| DESCRIPTION OF THE TASK |
Go through the listing and copy every line word for word.

▬▬▬▬▬▬

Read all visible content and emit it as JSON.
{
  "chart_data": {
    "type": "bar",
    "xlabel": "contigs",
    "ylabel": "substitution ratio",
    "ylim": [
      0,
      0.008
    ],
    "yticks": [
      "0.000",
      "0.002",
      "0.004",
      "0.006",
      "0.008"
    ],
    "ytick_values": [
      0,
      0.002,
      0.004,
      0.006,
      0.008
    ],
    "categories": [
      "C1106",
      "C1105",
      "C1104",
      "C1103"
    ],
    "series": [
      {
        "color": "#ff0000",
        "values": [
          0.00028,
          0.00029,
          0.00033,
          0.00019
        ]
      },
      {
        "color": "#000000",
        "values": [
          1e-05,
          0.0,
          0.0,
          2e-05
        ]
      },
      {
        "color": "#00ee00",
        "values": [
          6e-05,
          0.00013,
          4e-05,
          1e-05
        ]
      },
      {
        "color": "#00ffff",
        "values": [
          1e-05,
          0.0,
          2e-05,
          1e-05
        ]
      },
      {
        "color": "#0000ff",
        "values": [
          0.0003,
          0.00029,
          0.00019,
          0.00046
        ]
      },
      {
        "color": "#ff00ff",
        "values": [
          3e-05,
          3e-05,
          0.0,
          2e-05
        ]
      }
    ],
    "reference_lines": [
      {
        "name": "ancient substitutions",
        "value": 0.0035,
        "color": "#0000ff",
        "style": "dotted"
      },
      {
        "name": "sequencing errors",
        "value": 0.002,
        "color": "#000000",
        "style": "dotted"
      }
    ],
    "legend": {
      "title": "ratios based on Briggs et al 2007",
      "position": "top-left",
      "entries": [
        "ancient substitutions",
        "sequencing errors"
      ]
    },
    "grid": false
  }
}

▬▬▬▬▬▬

| FINAL RESULT |
Read all visible content and emit it as JSON.
{
  "chart_data": {
    "type": "bar",
    "xlabel": "contigs",
    "ylabel": "substitution ratio",
    "ylim": [
      0,
      0.008
    ],
    "yticks": [
      "0.000",
      "0.002",
      "0.004",
      "0.006",
      "0.008"
    ],
    "ytick_values": [
      0,
      0.002,
      0.004,
      0.006,
      0.008
    ],
    "categories": [
      "C1106",
      "C1105",
      "C1104",
      "C1103"
    ],
    "series": [
      {
        "color": "#ff0000",
        "values": [
          0.00028,
          0.00029,
          0.00033,
          0.00019
        ]
      },
      {
        "color": "#000000",
        "values": [
          1e-05,
          0.0,
          0.0,
          2e-05
        ]
      },
      {
        "color": "#00ee00",
        "values": [
          6e-05,
          0.00013,
          4e-05,
          1e-05
        ]
      },
      {
        "color": "#00ffff",
        "values": [
          1e-05,
          0.0,
          2e-05,
          1e-05
        ]
      },
      {
        "color": "#0000ff",
        "values": [
          0.0003,
          0.00029,
          0.00019,
          0.00046
        ]
      },
      {
        "color": "#ff00ff",
        "values": [
          3e-05,
          3e-05,
          0.0,
          2e-05
        ]
      }
    ],
    "reference_lines": [
      {
        "name": "ancient substitutions",
        "value": 0.0035,
        "color": "#0000ff",
        "style": "dotted"
      },
      {
        "name": "sequencing errors",
        "value": 0.002,
        "color": "#000000",
        "style": "dotted"
      }
    ],
    "legend": {
      "title": "ratios based on Briggs et al 2007",
      "position": "top-left",
      "entries": [
        "ancient substitutions",
        "sequencing errors"
      ]
    },
    "grid": false
  }
}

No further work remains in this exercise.